The request: Track down each line that has the word "JSON" and copy it.

(Some records)
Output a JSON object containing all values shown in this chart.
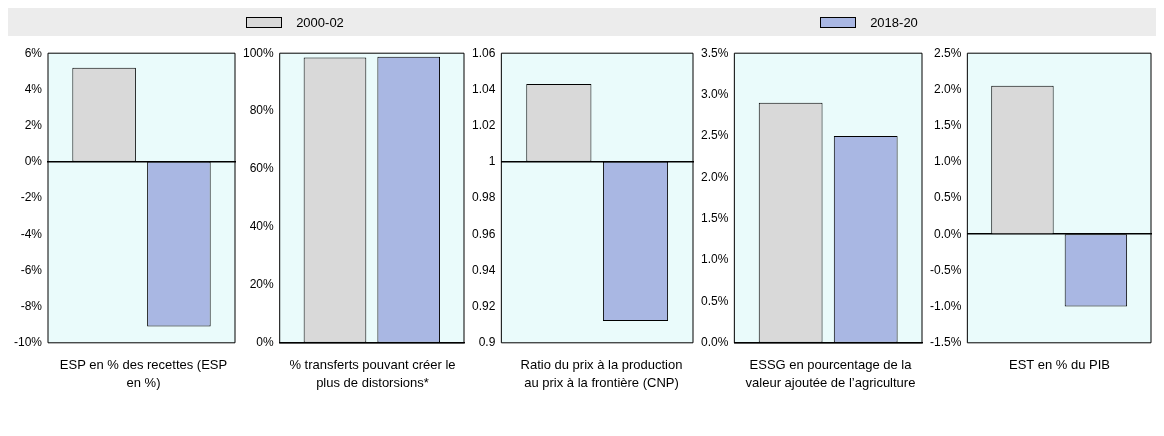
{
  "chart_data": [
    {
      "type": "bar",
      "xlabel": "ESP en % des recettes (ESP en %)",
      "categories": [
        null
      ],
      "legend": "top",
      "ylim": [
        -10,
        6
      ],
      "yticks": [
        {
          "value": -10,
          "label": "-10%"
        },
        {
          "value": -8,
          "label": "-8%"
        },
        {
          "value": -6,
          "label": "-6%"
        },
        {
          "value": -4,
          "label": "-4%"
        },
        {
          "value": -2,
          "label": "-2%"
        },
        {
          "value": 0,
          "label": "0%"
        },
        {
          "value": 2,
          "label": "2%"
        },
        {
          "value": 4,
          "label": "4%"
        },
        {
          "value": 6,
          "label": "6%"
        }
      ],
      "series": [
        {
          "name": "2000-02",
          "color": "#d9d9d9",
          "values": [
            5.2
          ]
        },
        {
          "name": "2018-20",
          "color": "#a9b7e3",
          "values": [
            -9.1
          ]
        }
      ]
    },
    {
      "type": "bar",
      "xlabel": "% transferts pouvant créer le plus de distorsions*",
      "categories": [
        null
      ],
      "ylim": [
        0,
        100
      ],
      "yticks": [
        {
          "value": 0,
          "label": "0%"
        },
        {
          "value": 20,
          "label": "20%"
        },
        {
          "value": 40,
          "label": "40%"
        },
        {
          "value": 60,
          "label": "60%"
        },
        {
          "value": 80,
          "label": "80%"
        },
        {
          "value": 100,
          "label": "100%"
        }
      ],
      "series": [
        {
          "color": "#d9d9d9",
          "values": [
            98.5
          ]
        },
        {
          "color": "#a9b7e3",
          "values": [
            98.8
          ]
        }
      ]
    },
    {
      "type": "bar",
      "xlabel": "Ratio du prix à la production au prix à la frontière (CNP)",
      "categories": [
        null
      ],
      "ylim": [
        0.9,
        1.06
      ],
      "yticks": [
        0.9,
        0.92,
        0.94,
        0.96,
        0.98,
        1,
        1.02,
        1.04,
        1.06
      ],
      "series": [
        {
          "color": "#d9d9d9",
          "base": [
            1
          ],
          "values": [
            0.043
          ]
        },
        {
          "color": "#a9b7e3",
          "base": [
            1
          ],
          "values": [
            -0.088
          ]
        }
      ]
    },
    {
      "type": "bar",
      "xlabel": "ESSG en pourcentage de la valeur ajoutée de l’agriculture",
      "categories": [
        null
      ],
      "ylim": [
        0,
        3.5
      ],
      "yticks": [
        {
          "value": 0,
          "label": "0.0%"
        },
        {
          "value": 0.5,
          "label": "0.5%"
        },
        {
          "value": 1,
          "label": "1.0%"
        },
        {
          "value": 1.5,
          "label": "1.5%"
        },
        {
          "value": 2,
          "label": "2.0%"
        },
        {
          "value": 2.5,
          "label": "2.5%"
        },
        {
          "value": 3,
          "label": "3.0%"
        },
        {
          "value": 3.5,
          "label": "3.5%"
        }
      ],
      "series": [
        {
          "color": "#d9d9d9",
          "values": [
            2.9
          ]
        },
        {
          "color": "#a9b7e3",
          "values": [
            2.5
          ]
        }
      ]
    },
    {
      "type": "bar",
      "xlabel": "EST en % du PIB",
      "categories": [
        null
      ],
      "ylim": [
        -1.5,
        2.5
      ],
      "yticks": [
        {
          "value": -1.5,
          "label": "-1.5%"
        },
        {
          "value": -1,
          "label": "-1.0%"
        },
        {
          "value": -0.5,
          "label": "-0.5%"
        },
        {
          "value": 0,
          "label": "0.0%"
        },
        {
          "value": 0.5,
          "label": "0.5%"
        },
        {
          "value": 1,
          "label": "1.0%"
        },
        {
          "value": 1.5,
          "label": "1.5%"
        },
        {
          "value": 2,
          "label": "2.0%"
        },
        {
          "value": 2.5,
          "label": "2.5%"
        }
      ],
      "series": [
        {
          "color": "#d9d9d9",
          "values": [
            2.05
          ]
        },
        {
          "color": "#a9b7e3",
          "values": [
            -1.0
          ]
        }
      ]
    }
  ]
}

...

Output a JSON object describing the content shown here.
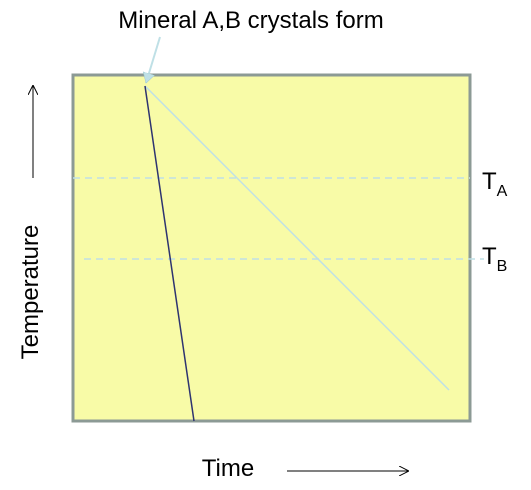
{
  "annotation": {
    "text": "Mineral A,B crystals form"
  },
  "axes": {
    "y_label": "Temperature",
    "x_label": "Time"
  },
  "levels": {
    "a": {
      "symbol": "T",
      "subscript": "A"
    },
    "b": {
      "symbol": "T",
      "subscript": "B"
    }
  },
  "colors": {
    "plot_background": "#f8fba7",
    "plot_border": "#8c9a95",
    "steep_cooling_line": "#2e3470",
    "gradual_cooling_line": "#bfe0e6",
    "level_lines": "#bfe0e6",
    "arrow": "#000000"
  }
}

Exercise response:
Output a JSON object containing all values shown in this chart.
Output a JSON object describing the content shown here.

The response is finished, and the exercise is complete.